**What to work on**: Rewrite the data from its first line through the line that has "expires-value: 01/01/2022 (434, 559, 540, 582)", changing "interactable" to "clickable" and leaving everything else the same.

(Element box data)
═══

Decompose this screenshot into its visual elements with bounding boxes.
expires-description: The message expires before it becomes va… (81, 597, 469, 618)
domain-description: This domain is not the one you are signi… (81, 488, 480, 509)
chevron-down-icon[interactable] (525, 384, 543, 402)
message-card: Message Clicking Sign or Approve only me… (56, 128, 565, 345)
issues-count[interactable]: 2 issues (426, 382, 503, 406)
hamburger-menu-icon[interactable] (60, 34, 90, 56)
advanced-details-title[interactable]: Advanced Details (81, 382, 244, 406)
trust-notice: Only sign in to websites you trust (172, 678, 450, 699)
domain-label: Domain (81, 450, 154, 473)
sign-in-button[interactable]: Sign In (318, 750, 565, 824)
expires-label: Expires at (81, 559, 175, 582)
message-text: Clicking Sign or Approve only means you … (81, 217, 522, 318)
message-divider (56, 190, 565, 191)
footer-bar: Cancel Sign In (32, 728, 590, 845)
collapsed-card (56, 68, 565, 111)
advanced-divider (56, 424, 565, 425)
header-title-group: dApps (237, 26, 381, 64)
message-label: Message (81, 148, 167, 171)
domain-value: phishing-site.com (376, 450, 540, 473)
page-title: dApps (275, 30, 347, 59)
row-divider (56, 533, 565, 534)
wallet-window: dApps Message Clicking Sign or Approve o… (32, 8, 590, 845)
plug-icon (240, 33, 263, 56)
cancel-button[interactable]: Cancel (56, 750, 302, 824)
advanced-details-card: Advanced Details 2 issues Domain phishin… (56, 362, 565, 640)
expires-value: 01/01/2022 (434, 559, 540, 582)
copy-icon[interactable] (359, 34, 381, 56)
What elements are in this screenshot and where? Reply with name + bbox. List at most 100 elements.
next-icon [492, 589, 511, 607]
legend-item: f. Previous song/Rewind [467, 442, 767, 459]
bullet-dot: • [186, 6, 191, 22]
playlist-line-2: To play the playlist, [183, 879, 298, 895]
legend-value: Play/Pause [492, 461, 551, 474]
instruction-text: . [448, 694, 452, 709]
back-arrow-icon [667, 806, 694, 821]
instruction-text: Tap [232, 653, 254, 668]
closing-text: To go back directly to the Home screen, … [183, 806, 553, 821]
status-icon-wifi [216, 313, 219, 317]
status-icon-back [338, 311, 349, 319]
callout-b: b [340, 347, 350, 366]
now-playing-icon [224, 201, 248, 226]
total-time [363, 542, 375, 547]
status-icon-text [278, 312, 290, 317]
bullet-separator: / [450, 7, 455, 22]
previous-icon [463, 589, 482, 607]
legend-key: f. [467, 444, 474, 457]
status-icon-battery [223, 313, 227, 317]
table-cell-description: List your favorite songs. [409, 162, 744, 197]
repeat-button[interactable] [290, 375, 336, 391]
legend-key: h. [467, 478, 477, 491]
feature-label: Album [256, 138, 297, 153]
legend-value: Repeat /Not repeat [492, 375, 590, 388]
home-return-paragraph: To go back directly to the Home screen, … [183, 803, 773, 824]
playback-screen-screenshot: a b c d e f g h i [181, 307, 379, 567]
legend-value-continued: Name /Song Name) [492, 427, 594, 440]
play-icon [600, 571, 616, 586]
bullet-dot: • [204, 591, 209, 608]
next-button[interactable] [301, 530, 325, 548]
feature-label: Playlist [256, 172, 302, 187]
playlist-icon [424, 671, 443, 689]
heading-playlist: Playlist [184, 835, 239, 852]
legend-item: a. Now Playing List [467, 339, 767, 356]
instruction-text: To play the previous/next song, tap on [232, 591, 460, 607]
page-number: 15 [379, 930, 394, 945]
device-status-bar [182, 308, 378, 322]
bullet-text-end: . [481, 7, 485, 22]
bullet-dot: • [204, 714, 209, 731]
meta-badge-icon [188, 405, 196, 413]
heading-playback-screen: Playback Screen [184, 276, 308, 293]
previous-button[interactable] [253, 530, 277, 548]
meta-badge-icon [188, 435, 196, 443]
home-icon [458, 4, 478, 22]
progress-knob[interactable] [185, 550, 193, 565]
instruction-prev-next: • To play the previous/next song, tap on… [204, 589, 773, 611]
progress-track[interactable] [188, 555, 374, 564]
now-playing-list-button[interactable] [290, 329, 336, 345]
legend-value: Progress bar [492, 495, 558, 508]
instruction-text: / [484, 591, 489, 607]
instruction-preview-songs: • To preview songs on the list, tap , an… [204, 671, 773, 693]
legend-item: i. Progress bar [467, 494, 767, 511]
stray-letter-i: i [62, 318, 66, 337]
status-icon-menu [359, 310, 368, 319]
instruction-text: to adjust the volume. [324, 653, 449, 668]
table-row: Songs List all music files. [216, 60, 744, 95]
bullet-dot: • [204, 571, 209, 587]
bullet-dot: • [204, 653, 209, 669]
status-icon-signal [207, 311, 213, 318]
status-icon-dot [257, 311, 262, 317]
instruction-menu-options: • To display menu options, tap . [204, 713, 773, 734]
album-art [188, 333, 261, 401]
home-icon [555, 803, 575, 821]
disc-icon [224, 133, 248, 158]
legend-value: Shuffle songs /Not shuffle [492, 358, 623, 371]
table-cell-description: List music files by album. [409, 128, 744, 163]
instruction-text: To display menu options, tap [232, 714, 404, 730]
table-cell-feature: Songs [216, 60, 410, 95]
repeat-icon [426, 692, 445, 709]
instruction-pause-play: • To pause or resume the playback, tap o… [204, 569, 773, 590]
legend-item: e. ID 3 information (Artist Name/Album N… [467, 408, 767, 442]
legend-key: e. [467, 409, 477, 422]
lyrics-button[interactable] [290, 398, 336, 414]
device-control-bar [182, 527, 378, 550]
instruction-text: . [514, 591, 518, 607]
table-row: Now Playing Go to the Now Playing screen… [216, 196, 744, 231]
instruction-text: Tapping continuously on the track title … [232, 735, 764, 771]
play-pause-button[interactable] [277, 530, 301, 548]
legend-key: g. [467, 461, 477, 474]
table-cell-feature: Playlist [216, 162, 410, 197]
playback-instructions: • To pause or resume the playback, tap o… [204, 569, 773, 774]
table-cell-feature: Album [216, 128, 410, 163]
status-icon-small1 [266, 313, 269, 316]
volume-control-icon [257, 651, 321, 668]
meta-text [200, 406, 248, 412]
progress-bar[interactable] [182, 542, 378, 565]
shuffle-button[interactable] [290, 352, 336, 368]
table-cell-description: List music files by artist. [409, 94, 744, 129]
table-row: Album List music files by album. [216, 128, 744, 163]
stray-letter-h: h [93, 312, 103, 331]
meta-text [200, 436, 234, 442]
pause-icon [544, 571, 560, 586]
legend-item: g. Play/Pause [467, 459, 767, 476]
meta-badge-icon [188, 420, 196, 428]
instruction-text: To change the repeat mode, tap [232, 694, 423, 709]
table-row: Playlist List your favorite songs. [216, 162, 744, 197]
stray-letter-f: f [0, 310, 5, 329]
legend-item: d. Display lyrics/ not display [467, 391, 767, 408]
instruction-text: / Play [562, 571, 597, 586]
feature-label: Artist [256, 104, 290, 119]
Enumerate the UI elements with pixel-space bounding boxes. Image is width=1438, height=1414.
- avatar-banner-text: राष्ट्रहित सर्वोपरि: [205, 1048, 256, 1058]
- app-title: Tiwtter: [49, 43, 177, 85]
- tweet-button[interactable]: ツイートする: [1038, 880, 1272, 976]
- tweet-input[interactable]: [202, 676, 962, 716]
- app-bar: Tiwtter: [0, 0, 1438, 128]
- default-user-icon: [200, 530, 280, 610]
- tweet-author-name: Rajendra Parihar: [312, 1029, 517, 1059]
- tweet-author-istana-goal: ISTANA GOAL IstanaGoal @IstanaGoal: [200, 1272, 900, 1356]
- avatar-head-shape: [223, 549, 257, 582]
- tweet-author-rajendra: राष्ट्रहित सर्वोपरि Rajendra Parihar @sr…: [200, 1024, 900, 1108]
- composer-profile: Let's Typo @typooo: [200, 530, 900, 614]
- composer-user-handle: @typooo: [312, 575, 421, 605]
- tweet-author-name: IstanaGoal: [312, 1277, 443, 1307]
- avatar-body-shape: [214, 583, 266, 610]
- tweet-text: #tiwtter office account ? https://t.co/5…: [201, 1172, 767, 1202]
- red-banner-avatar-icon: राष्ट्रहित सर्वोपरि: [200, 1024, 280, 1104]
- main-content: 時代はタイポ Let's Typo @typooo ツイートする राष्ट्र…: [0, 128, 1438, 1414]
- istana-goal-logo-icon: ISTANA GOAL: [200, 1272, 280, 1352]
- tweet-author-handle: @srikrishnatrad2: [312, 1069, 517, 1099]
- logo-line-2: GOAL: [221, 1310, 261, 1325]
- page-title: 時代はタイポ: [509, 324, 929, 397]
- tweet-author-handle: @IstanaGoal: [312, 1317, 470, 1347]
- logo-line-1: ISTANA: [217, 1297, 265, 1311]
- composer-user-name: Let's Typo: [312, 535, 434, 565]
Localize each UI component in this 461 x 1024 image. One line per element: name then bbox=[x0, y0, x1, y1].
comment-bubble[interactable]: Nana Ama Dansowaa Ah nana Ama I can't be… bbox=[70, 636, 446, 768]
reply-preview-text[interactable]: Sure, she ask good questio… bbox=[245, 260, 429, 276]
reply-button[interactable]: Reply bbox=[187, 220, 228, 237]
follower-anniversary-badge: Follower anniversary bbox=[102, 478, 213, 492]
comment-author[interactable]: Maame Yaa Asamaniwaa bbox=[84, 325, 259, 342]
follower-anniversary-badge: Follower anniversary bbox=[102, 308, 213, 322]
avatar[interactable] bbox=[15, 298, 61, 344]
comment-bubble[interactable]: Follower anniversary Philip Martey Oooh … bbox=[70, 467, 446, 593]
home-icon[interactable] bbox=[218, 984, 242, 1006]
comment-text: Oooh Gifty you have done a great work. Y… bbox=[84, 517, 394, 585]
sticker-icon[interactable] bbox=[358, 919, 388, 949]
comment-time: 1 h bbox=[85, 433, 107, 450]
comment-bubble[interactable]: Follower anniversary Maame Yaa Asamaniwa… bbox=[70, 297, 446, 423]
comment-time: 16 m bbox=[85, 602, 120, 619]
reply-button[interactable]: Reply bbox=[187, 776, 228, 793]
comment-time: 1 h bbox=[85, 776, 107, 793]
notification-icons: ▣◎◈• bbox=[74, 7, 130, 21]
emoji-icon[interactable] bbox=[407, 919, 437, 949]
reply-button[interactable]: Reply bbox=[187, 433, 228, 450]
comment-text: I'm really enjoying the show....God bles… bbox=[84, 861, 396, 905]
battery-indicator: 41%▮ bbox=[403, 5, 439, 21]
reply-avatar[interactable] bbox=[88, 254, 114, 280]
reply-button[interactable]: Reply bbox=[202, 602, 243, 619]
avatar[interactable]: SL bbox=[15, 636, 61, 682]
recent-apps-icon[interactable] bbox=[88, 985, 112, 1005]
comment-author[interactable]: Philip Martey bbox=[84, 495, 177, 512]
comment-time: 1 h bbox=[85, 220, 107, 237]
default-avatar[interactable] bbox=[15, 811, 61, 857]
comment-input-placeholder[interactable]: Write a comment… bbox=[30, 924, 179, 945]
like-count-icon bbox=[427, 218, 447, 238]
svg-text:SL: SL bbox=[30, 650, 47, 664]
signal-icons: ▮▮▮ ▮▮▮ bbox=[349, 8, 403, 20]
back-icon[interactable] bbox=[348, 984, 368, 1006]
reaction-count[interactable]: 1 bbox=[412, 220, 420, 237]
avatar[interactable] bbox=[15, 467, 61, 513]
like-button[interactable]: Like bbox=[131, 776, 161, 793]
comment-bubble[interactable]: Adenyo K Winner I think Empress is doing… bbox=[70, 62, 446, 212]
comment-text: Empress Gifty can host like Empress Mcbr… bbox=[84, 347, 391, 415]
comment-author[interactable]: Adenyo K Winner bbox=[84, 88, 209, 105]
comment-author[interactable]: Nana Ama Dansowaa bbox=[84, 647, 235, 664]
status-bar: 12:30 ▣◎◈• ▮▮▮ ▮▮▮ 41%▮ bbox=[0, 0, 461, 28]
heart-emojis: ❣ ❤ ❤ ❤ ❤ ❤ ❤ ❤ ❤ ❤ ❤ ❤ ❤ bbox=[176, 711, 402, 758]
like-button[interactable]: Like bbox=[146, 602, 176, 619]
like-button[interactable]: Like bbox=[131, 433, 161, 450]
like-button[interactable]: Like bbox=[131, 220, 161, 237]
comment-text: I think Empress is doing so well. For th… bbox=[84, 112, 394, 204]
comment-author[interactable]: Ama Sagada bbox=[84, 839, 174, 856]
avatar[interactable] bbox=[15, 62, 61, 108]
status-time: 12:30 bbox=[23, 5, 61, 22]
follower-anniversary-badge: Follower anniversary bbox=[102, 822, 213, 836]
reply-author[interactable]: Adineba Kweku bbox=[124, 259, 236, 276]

═══

**Answer to the exercise**:
Decompose this screenshot into its visual elements with bounding boxes.
expires-description: The message expires before it becomes va… (81, 597, 469, 618)
domain-description: This domain is not the one you are signi… (81, 488, 480, 509)
chevron-down-icon[clickable] (525, 384, 543, 402)
message-card: Message Clicking Sign or Approve only me… (56, 128, 565, 345)
issues-count[clickable]: 2 issues (426, 382, 503, 406)
hamburger-menu-icon[clickable] (60, 34, 90, 56)
advanced-details-title[clickable]: Advanced Details (81, 382, 244, 406)
trust-notice: Only sign in to websites you trust (172, 678, 450, 699)
domain-label: Domain (81, 450, 154, 473)
sign-in-button[clickable]: Sign In (318, 750, 565, 824)
expires-label: Expires at (81, 559, 175, 582)
message-text: Clicking Sign or Approve only means you … (81, 217, 522, 318)
message-divider (56, 190, 565, 191)
footer-bar: Cancel Sign In (32, 728, 590, 845)
collapsed-card (56, 68, 565, 111)
advanced-divider (56, 424, 565, 425)
header-title-group: dApps (237, 26, 381, 64)
message-label: Message (81, 148, 167, 171)
domain-value: phishing-site.com (376, 450, 540, 473)
page-title: dApps (275, 30, 347, 59)
row-divider (56, 533, 565, 534)
wallet-window: dApps Message Clicking Sign or Approve o… (32, 8, 590, 845)
plug-icon (240, 33, 263, 56)
cancel-button[clickable]: Cancel (56, 750, 302, 824)
advanced-details-card: Advanced Details 2 issues Domain phishin… (56, 362, 565, 640)
expires-value: 01/01/2022 (434, 559, 540, 582)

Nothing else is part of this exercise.